All entries should be output exactly as they stand.

###

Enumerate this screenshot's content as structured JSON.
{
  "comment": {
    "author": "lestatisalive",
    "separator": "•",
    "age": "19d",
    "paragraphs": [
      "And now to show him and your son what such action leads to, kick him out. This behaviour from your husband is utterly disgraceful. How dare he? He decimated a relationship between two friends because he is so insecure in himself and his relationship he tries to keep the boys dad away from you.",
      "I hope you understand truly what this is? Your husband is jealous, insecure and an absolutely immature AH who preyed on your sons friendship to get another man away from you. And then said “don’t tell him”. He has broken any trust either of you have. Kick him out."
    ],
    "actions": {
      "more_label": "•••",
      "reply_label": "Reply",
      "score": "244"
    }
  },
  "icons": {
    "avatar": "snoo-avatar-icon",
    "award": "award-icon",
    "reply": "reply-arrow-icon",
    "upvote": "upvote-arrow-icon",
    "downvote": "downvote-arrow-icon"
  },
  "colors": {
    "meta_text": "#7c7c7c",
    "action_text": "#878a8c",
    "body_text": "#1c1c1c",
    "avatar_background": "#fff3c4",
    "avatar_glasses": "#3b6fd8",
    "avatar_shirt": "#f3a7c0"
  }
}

###

→ OUTPUT FOR THIS EXERCISE
Enumerate this screenshot's content as structured JSON.
{
  "comment": {
    "author": "lestatisalive",
    "separator": "•",
    "age": "19d",
    "paragraphs": [
      "And now to show him and your son what such action leads to, kick him out. This behaviour from your husband is utterly disgraceful. How dare he? He decimated a relationship between two friends because he is so insecure in himself and his relationship he tries to keep the boys dad away from you.",
      "I hope you understand truly what this is? Your husband is jealous, insecure and an absolutely immature AH who preyed on your sons friendship to get another man away from you. And then said “don’t tell him”. He has broken any trust either of you have. Kick him out."
    ],
    "actions": {
      "more_label": "•••",
      "reply_label": "Reply",
      "score": "244"
    }
  },
  "icons": {
    "avatar": "snoo-avatar-icon",
    "award": "award-icon",
    "reply": "reply-arrow-icon",
    "upvote": "upvote-arrow-icon",
    "downvote": "downvote-arrow-icon"
  },
  "colors": {
    "meta_text": "#7c7c7c",
    "action_text": "#878a8c",
    "body_text": "#1c1c1c",
    "avatar_background": "#fff3c4",
    "avatar_glasses": "#3b6fd8",
    "avatar_shirt": "#f3a7c0"
  }
}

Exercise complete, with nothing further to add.